GIVEN INSTRUCTION
Omit every picture while repeating the entries exactly.
>> BEGIN
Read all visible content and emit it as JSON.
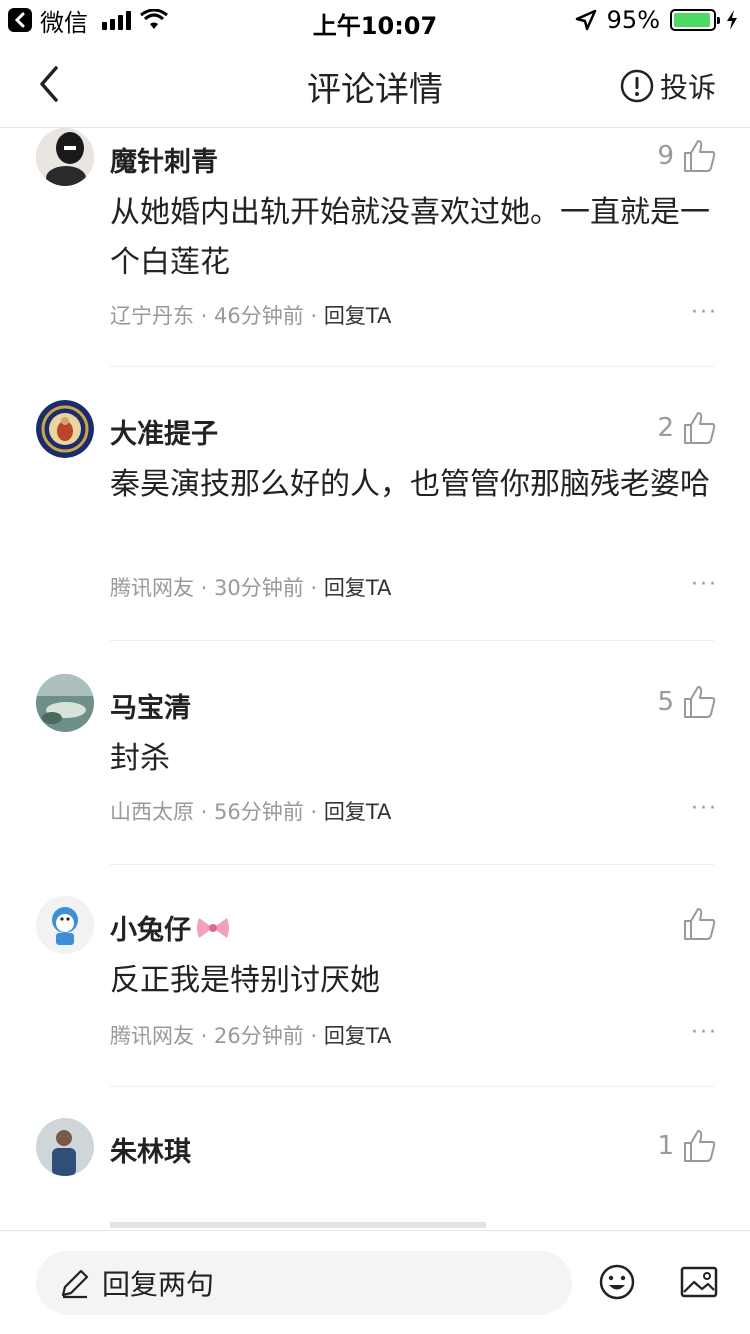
{
  "status_bar": {
    "back_app_label": "微信",
    "time": "上午10:07",
    "battery_percent": "95%",
    "battery_level": 0.95
  },
  "nav": {
    "title": "评论详情",
    "report_label": "投诉"
  },
  "comments": [
    {
      "username": "魔针刺青",
      "likes": "9",
      "text": "从她婚内出轨开始就没喜欢过她。一直就是一个白莲花",
      "location": "辽宁丹东",
      "time": "46分钟前",
      "reply_label": "回复TA",
      "more": "···"
    },
    {
      "username": "大准提子",
      "likes": "2",
      "text": "秦昊演技那么好的人，也管管你那脑残老婆哈",
      "location": "腾讯网友",
      "time": "30分钟前",
      "reply_label": "回复TA",
      "more": "···"
    },
    {
      "username": "马宝清",
      "likes": "5",
      "text": "封杀",
      "location": "山西太原",
      "time": "56分钟前",
      "reply_label": "回复TA",
      "more": "···"
    },
    {
      "username": "小兔仔",
      "likes": "",
      "text": "反正我是特别讨厌她",
      "location": "腾讯网友",
      "time": "26分钟前",
      "reply_label": "回复TA",
      "more": "···"
    },
    {
      "username": "朱林琪",
      "likes": "1"
    }
  ],
  "bottom_bar": {
    "reply_placeholder": "回复两句"
  },
  "colors": {
    "battery_green": "#4cd964",
    "meta_gray": "#999999",
    "text_dark": "#222222"
  }
}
>> END
RESPONSE BELOW
Read all visible content and emit it as JSON.
{
  "status_bar": {
    "back_app_label": "微信",
    "time": "上午10:07",
    "battery_percent": "95%",
    "battery_level": 0.95
  },
  "nav": {
    "title": "评论详情",
    "report_label": "投诉"
  },
  "comments": [
    {
      "username": "魔针刺青",
      "likes": "9",
      "text": "从她婚内出轨开始就没喜欢过她。一直就是一个白莲花",
      "location": "辽宁丹东",
      "time": "46分钟前",
      "reply_label": "回复TA",
      "more": "···"
    },
    {
      "username": "大准提子",
      "likes": "2",
      "text": "秦昊演技那么好的人，也管管你那脑残老婆哈",
      "location": "腾讯网友",
      "time": "30分钟前",
      "reply_label": "回复TA",
      "more": "···"
    },
    {
      "username": "马宝清",
      "likes": "5",
      "text": "封杀",
      "location": "山西太原",
      "time": "56分钟前",
      "reply_label": "回复TA",
      "more": "···"
    },
    {
      "username": "小兔仔",
      "likes": "",
      "text": "反正我是特别讨厌她",
      "location": "腾讯网友",
      "time": "26分钟前",
      "reply_label": "回复TA",
      "more": "···"
    },
    {
      "username": "朱林琪",
      "likes": "1"
    }
  ],
  "bottom_bar": {
    "reply_placeholder": "回复两句"
  },
  "colors": {
    "battery_green": "#4cd964",
    "meta_gray": "#999999",
    "text_dark": "#222222"
  }
}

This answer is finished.